__Task directions__:
Count how many lines of the material contain the string "Country", then give that number and nothing more.

◆ ◆ ◆ ◆ ◆

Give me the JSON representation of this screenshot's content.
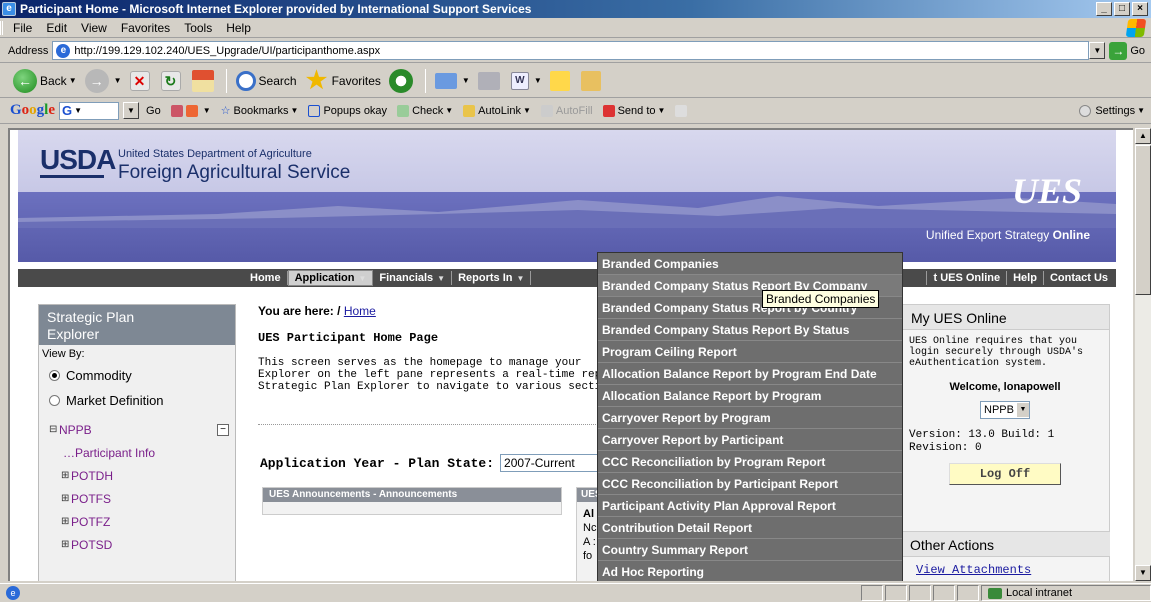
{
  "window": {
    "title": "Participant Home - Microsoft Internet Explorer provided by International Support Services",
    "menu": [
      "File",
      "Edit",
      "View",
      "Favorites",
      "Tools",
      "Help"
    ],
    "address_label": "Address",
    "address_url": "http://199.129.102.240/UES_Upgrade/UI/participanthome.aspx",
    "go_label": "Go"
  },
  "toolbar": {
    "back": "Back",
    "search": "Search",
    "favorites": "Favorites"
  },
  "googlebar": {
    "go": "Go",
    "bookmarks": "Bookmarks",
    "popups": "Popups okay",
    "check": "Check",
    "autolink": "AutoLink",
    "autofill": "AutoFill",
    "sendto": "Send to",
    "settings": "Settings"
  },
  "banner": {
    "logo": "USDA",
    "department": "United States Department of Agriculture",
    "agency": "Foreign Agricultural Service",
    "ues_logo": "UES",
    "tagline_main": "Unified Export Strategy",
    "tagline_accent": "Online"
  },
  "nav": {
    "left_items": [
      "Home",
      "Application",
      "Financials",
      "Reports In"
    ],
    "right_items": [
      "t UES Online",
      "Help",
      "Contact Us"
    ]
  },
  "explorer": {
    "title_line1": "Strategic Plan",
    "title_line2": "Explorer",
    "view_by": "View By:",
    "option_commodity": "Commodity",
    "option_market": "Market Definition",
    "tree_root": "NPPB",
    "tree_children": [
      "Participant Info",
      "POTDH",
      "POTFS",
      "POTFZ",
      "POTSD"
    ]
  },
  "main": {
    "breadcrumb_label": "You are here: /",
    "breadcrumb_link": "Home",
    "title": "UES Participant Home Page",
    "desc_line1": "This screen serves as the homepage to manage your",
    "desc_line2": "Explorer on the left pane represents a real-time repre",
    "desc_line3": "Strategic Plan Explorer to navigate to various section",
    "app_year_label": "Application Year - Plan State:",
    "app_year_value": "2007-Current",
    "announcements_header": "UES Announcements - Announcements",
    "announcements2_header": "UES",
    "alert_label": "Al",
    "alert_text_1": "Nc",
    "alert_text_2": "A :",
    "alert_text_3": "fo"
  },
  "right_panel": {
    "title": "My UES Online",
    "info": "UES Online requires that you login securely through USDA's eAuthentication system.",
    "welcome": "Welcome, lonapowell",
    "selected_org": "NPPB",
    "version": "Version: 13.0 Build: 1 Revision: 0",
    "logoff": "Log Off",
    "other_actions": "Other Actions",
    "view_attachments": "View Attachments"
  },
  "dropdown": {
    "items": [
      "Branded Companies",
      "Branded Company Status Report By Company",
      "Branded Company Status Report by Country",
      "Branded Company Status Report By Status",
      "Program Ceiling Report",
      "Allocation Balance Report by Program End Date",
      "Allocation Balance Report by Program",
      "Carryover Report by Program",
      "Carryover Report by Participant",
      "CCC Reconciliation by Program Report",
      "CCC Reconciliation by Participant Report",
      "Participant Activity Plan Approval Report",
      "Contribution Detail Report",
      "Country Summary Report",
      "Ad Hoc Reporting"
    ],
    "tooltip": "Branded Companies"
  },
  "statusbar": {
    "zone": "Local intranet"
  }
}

◆ ◆ ◆ ◆ ◆

__The reply__:
2